Table 3 Distribution of the time at risk in person-years on the proximity to wetland variables for females aged 20–50, 1859–1914. Each pair of distance groups (e.g., < 50 m and ≥ 50 m), plus the Unlinked group, represent one categorical variable
Table 4 Distribution of the time at risk in person-years on the population density variables for children aged 1–15, 1850–1914

4 Results

4.1 Comparison of Geographic Variables

Figures 5a, b and 6a, b show the mean annual values of the variables proximity to wetland and population density on the property unit level, respectively. The figures also show the mean annual differences between the calculated value for each property unit and the corresponding value for the coarser geographic levels. The largest 5% of these differences are removed to create more representative values (because of the non-normal distribution of the differences). Overall, the figures indicate relatively larger differences between the quantification methods than between the geographic levels.

Fig. 5
figure 5

Property unit level (PU) mean annual values of proximity to wetlands and mean annual difference between the PU and the other geographic levels: Object-lifeline addresses (OL_AU), snapshot addresses and object-lifeline wetlands (SN_AU OL_W), and snapshot addresses and snapshot wetlands (SN_AU SN_W); a centroid method. b Random-points method

Fig. 6
figure 6

Property unit level (PU) mean annual values of population density and mean annual difference between the PU and the other geographic levels: Object-lifeline addresses (OL_AU) and snapshot addresses (SN_AU); a unweighted population density; b GWPD

Both of the wetland variables follow a similar temporal pattern (Fig. 5a, b). For the period 1850–1909 (excluding the last 4 years that account for most of the drainage activity), the average distances to wetlands on the property unit level are 458 and 447 m for the centroid and random-points methods, respectively. After approximately 1890, the mean distance to wetlands for the property unit level increases. The average absolute differences for the entire period between the property units and object-lifeline addresses are approximately 4% (20 m) and 5% (30 m), respectively, for the centroid and random-point methods. For the property units and snapshot addresses with object-lifeline wetlands, the average difference for the period is approximately 8% for both variables (40 m for the centroid method and 34 m for the random-points method). Finally, except for the period 1909–1914, the differences between snapshot addresses with snapshot wetlands and property units are large at 75% (335 m) and 66% (323 m) for the centroid and random-points method, respectively.

Moreover, the temporal patterns of the population density methods differ considerably between the two quantification methods, primarily between the average annual values on the property unit level (Fig. 6a, b). The wetland variables are similar to the population density variables because the absolute differences for the snapshot addresses begin to decrease starting from approximately 1880, and the absolute differences for the object-lifeline and snapshot addresses subsequently begin to converge. This observation is explained by the increasing similarity between the object-lifeline addresses and the snapshot addresses towards the end of the study period. The average differences between the property units and object-lifeline addresses for the entire period are approximately 14 and 23%, respectively, for the unweighted population density and the geographically weighted population density. For the property units and snapshot addresses, the average differences for the period are approximately 23 and 36% for the unweighted and the geographically weighted population density, respectively.

·····

■ **Set problem A**
In the text on wetland proximity and population density, what were the average distances to wetlands on the property unit level for 1850–1909 under the centroid and random-points methods?
■ **Set problem B**
Continue the text on wetland proximity and population density from its final sentence.

·····

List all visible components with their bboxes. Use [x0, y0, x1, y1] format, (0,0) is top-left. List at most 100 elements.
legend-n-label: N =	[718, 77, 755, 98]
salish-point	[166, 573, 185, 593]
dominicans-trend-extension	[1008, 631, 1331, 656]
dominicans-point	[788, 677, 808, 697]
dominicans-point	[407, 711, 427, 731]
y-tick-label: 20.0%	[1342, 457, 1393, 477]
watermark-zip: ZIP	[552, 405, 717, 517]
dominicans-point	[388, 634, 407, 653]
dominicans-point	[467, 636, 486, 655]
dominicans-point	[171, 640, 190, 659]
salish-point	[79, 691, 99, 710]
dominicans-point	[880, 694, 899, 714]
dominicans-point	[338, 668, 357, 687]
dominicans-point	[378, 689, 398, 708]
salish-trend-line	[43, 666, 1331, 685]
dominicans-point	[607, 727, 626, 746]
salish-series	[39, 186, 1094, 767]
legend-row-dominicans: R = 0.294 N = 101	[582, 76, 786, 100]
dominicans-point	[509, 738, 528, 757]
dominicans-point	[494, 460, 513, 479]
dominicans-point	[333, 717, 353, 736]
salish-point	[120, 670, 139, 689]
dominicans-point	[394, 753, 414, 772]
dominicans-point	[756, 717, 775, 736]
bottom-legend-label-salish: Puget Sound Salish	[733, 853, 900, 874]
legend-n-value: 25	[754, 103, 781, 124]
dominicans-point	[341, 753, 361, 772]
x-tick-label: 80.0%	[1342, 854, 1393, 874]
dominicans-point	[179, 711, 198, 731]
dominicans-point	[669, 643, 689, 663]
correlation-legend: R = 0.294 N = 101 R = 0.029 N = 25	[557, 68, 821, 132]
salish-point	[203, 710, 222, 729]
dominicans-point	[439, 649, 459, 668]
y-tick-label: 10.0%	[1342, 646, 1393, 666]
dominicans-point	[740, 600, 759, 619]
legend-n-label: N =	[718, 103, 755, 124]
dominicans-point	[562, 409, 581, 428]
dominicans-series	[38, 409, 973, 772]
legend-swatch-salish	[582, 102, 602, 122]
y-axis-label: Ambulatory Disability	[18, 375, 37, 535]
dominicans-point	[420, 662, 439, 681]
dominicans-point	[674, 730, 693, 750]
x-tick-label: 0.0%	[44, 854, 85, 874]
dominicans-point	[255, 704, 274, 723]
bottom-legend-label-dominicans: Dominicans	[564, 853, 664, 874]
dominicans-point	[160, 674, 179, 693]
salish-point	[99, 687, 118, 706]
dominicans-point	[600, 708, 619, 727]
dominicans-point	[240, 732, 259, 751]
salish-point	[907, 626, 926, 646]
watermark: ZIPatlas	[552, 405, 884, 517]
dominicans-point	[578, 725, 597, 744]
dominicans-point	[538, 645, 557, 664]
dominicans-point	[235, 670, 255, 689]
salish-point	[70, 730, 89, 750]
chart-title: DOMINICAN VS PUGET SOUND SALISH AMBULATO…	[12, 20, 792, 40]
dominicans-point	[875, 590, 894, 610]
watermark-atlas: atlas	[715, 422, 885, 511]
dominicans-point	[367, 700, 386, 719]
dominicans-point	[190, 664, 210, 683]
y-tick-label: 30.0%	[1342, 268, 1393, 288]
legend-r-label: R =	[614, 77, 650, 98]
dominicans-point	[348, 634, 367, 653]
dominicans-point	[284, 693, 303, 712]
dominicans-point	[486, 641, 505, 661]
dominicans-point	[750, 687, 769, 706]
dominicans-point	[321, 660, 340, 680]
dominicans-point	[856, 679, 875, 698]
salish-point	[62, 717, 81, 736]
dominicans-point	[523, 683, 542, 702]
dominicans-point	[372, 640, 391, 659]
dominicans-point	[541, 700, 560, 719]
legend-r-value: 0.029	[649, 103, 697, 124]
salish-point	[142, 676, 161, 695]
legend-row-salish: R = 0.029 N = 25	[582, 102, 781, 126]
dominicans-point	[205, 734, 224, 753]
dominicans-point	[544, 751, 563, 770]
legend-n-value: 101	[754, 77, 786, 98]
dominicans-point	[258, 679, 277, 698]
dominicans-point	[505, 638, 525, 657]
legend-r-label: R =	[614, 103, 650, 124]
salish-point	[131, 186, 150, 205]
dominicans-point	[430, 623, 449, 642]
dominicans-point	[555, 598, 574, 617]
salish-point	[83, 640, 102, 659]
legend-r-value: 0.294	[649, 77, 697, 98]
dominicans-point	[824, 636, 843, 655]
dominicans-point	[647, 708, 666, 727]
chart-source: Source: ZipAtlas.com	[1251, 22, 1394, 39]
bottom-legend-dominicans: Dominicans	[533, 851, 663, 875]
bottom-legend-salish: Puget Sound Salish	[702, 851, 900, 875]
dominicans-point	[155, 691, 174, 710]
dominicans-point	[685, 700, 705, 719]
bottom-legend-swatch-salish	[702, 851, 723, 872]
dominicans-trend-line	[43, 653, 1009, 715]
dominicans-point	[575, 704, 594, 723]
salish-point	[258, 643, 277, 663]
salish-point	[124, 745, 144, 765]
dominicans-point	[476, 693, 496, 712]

·····

■ **Reply A**
458 m for the centroid method and 447 m for the random-points method.

■ **Reply B**
Moreover, Fig. 7 shows the differences between the centroid and random-points method for each geographic level. As observed in the figure, the choice of quantification method appears to affect the output values slightly more than the geographic level (except for the snapshot addresses with snapshot wetlands). For example, whereas the mean absolute differences between the property unit level and object-lifeline addresses vary between 20 and 30 m, the mean absolute difference between the random-points and centroid method on the property unit level varies between 30 and 40 m (36.5 m on average for the entire period). The unweighted and geographically weighted population density methods are based on different definitions and are not easily comparable; therefore, they were not included in this comparison.

Fig. 7
figure 7

Mean annual differences between the centroid method and random-points method for each geographic level

4.2 Survival Analysis

4.2.1 Proximity to Wetlands

Figures 8 and 9 show the impact of proximity to wetlands on mortality for females aged 20–50 for the period 1859–1914.Footnote 2 The figure shows only the effects from the wetland category indicating residence within a certain threshold distance of wetlands during years with summer temperatures above average. The reference category for all cases is the one indicating residence outside the threshold distance. Controls are included for the parish of residence, social class, taxation value, geographic unit area, and birth year (not reported in the figures).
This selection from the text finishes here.